[start of GIVEN ENTRIES]

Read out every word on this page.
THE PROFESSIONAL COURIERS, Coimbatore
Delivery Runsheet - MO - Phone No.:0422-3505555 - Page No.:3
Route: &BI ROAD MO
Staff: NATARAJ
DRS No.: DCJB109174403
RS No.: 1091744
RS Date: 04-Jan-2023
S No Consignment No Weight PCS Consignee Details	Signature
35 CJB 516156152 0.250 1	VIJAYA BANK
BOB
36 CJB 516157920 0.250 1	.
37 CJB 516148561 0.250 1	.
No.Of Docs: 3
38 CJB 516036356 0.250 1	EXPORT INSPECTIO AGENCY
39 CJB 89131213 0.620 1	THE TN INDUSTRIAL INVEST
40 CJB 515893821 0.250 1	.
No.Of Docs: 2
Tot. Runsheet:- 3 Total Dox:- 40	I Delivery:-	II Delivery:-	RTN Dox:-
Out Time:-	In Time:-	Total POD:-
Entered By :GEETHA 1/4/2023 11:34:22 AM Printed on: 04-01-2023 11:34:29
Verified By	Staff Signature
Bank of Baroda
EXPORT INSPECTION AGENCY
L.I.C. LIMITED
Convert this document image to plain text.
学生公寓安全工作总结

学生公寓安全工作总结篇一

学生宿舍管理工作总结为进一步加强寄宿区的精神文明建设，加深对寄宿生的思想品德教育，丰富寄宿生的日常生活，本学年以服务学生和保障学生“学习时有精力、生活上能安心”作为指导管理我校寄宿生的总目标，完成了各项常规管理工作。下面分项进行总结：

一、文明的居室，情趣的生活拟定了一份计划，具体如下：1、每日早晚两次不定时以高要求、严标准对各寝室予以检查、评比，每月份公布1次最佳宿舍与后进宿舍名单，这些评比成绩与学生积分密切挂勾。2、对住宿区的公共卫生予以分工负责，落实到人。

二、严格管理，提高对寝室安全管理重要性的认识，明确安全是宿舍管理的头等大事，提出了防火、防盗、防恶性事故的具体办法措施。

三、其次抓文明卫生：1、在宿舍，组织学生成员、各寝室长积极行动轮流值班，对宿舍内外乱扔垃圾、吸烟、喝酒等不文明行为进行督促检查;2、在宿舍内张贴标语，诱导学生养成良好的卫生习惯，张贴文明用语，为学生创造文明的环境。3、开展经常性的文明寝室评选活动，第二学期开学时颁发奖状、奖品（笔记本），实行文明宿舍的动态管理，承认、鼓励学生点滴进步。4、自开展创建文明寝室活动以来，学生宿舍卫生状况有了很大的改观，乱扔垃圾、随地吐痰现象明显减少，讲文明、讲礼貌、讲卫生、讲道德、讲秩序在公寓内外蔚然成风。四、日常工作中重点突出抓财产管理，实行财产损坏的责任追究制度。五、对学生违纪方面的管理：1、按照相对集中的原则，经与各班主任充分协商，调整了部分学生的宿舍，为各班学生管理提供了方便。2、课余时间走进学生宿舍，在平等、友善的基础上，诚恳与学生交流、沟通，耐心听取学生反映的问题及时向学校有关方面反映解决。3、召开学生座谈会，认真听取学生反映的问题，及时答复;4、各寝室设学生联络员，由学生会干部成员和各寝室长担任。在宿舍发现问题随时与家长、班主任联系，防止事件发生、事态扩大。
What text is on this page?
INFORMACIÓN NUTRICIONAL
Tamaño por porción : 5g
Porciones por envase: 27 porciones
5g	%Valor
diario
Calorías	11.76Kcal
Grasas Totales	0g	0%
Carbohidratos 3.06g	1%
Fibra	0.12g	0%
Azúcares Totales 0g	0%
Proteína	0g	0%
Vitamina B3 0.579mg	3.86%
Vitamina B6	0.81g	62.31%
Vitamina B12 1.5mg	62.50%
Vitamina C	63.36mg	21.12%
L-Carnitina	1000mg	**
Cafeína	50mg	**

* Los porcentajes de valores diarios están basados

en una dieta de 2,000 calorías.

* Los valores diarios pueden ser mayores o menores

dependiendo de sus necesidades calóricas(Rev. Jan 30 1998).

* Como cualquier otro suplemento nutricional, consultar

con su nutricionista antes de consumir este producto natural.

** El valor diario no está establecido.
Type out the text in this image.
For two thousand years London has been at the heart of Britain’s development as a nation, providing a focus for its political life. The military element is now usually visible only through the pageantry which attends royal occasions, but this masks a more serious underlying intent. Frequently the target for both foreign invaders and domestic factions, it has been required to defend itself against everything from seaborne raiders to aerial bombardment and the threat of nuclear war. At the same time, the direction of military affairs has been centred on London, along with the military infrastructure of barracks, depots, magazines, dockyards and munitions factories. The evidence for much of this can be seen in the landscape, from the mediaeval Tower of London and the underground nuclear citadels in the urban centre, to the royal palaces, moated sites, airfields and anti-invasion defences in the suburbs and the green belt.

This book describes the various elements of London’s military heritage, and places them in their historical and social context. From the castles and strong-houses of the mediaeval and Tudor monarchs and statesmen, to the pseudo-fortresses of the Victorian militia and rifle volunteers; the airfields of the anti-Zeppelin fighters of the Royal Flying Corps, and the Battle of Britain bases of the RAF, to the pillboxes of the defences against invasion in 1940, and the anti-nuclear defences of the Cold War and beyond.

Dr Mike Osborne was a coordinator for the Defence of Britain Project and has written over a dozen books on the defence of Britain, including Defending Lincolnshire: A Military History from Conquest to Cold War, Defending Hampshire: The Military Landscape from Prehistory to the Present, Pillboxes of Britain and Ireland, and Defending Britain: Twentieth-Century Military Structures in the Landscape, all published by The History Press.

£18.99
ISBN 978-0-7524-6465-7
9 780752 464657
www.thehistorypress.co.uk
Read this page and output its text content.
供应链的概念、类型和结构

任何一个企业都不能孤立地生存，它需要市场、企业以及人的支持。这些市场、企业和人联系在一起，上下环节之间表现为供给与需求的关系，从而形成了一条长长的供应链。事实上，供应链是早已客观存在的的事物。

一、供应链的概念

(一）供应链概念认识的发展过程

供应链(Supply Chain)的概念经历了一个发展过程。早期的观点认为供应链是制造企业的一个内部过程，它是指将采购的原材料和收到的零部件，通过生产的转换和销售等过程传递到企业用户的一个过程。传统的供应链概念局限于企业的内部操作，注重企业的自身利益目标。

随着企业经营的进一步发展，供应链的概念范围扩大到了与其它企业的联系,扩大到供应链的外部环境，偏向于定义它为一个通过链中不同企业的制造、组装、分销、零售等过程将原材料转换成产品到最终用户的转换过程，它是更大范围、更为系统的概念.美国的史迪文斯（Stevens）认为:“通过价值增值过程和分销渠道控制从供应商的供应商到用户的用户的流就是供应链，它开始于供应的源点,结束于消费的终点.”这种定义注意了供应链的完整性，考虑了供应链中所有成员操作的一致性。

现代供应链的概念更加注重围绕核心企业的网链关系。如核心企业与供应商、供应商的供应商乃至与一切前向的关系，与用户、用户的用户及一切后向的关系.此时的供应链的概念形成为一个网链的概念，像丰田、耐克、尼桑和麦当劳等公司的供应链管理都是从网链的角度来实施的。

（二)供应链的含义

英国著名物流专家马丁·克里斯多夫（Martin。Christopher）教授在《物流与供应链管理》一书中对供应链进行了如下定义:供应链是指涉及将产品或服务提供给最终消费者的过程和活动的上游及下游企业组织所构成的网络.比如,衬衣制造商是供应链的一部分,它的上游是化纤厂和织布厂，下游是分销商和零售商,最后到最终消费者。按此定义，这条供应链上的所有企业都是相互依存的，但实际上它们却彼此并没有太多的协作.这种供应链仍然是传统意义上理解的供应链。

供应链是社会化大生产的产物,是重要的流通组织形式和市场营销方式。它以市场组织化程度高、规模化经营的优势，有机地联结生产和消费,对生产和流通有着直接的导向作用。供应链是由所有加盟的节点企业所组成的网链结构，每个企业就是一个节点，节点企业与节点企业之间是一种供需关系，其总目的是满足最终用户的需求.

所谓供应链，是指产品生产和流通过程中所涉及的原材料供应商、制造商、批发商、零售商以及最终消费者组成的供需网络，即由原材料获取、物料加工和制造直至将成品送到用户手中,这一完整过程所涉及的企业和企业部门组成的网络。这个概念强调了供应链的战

[end of GIVEN ENTRIES]

* **STATED GOAL**
Search the data for the string "Runsheet" and copy each line where it appears.

* **RESPONSE BELOW**
Delivery Runsheet - MO - Phone No.:0422-3505555 - Page No.:3
Tot. Runsheet:- 3 Total Dox:- 40	I Delivery:-	II Delivery:-	RTN Dox:-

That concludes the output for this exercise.